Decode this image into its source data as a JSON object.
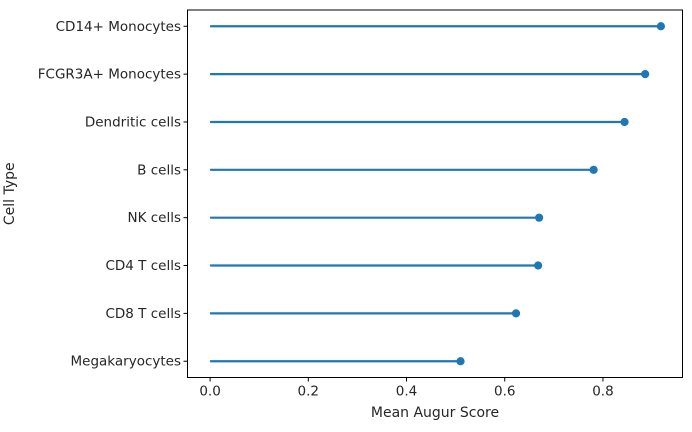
{
  "figure": {
    "background_color": "#ffffff"
  },
  "chart_data": {
    "type": "lollipop",
    "orientation": "horizontal",
    "title": "",
    "xlabel": "Mean Augur Score",
    "ylabel": "Cell Type",
    "categories": [
      "CD14+ Monocytes",
      "FCGR3A+ Monocytes",
      "Dendritic cells",
      "B cells",
      "NK cells",
      "CD4 T cells",
      "CD8 T cells",
      "Megakaryocytes"
    ],
    "values": [
      0.918,
      0.886,
      0.844,
      0.781,
      0.67,
      0.668,
      0.623,
      0.51
    ],
    "stem_start": 0.0,
    "xticks": [
      0.0,
      0.2,
      0.4,
      0.6,
      0.8
    ],
    "xtick_labels": [
      "0.0",
      "0.2",
      "0.4",
      "0.6",
      "0.8"
    ],
    "xlim": [
      -0.046,
      0.962
    ],
    "grid": false,
    "legend": "none",
    "box_spines": true,
    "accent_color": "#1f77b4",
    "text_color": "#262626",
    "spine_color": "#000000"
  }
}
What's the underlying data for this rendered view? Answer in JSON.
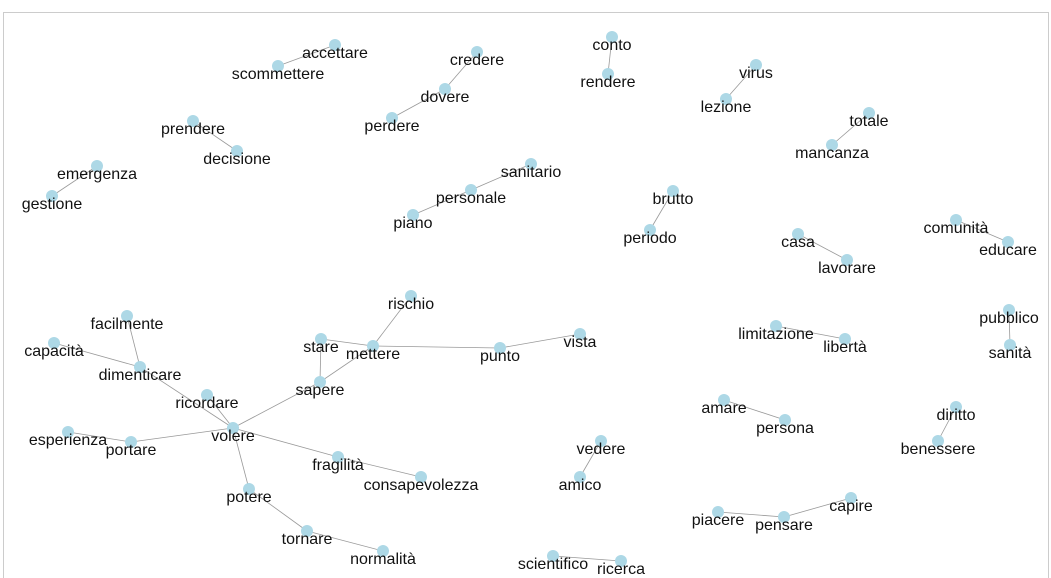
{
  "nodes": [
    {
      "label": "accettare"
    },
    {
      "label": "scommettere"
    },
    {
      "label": "credere"
    },
    {
      "label": "dovere"
    },
    {
      "label": "perdere"
    },
    {
      "label": "conto"
    },
    {
      "label": "rendere"
    },
    {
      "label": "virus"
    },
    {
      "label": "lezione"
    },
    {
      "label": "totale"
    },
    {
      "label": "mancanza"
    },
    {
      "label": "prendere"
    },
    {
      "label": "decisione"
    },
    {
      "label": "emergenza"
    },
    {
      "label": "gestione"
    },
    {
      "label": "sanitario"
    },
    {
      "label": "personale"
    },
    {
      "label": "piano"
    },
    {
      "label": "brutto"
    },
    {
      "label": "periodo"
    },
    {
      "label": "casa"
    },
    {
      "label": "lavorare"
    },
    {
      "label": "comunità"
    },
    {
      "label": "educare"
    },
    {
      "label": "rischio"
    },
    {
      "label": "stare"
    },
    {
      "label": "mettere"
    },
    {
      "label": "punto"
    },
    {
      "label": "vista"
    },
    {
      "label": "sapere"
    },
    {
      "label": "facilmente"
    },
    {
      "label": "capacità"
    },
    {
      "label": "dimenticare"
    },
    {
      "label": "ricordare"
    },
    {
      "label": "volere"
    },
    {
      "label": "esperienza"
    },
    {
      "label": "portare"
    },
    {
      "label": "fragilità"
    },
    {
      "label": "consapevolezza"
    },
    {
      "label": "potere"
    },
    {
      "label": "tornare"
    },
    {
      "label": "normalità"
    },
    {
      "label": "limitazione"
    },
    {
      "label": "libertà"
    },
    {
      "label": "pubblico"
    },
    {
      "label": "sanità"
    },
    {
      "label": "amare"
    },
    {
      "label": "persona"
    },
    {
      "label": "diritto"
    },
    {
      "label": "benessere"
    },
    {
      "label": "vedere"
    },
    {
      "label": "amico"
    },
    {
      "label": "capire"
    },
    {
      "label": "pensare"
    },
    {
      "label": "piacere"
    },
    {
      "label": "scientifico"
    },
    {
      "label": "ricerca"
    }
  ]
}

========================

Retype each line of the records exactly as it reads; no pictures belong in the copy.

> RESPONSE TO THIS EXERCISE
Decode this image into its source data as a JSON object.
{
  "figure": {
    "background_color": "#ffffff"
  },
  "chart_data": {
    "type": "lollipop",
    "orientation": "horizontal",
    "title": "",
    "xlabel": "Mean Augur Score",
    "ylabel": "Cell Type",
    "categories": [
      "CD14+ Monocytes",
      "FCGR3A+ Monocytes",
      "Dendritic cells",
      "B cells",
      "NK cells",
      "CD4 T cells",
      "CD8 T cells",
      "Megakaryocytes"
    ],
    "values": [
      0.918,
      0.886,
      0.844,
      0.781,
      0.67,
      0.668,
      0.623,
      0.51
    ],
    "stem_start": 0.0,
    "xticks": [
      0.0,
      0.2,
      0.4,
      0.6,
      0.8
    ],
    "xtick_labels": [
      "0.0",
      "0.2",
      "0.4",
      "0.6",
      "0.8"
    ],
    "xlim": [
      -0.046,
      0.962
    ],
    "grid": false,
    "legend": "none",
    "box_spines": true,
    "accent_color": "#1f77b4",
    "text_color": "#262626",
    "spine_color": "#000000"
  }
}
What's the underlying data for this rendered view? Answer in JSON.
{
  "nodes": [
    {
      "label": "accettare"
    },
    {
      "label": "scommettere"
    },
    {
      "label": "credere"
    },
    {
      "label": "dovere"
    },
    {
      "label": "perdere"
    },
    {
      "label": "conto"
    },
    {
      "label": "rendere"
    },
    {
      "label": "virus"
    },
    {
      "label": "lezione"
    },
    {
      "label": "totale"
    },
    {
      "label": "mancanza"
    },
    {
      "label": "prendere"
    },
    {
      "label": "decisione"
    },
    {
      "label": "emergenza"
    },
    {
      "label": "gestione"
    },
    {
      "label": "sanitario"
    },
    {
      "label": "personale"
    },
    {
      "label": "piano"
    },
    {
      "label": "brutto"
    },
    {
      "label": "periodo"
    },
    {
      "label": "casa"
    },
    {
      "label": "lavorare"
    },
    {
      "label": "comunità"
    },
    {
      "label": "educare"
    },
    {
      "label": "rischio"
    },
    {
      "label": "stare"
    },
    {
      "label": "mettere"
    },
    {
      "label": "punto"
    },
    {
      "label": "vista"
    },
    {
      "label": "sapere"
    },
    {
      "label": "facilmente"
    },
    {
      "label": "capacità"
    },
    {
      "label": "dimenticare"
    },
    {
      "label": "ricordare"
    },
    {
      "label": "volere"
    },
    {
      "label": "esperienza"
    },
    {
      "label": "portare"
    },
    {
      "label": "fragilità"
    },
    {
      "label": "consapevolezza"
    },
    {
      "label": "potere"
    },
    {
      "label": "tornare"
    },
    {
      "label": "normalità"
    },
    {
      "label": "limitazione"
    },
    {
      "label": "libertà"
    },
    {
      "label": "pubblico"
    },
    {
      "label": "sanità"
    },
    {
      "label": "amare"
    },
    {
      "label": "persona"
    },
    {
      "label": "diritto"
    },
    {
      "label": "benessere"
    },
    {
      "label": "vedere"
    },
    {
      "label": "amico"
    },
    {
      "label": "capire"
    },
    {
      "label": "pensare"
    },
    {
      "label": "piacere"
    },
    {
      "label": "scientifico"
    },
    {
      "label": "ricerca"
    }
  ]
}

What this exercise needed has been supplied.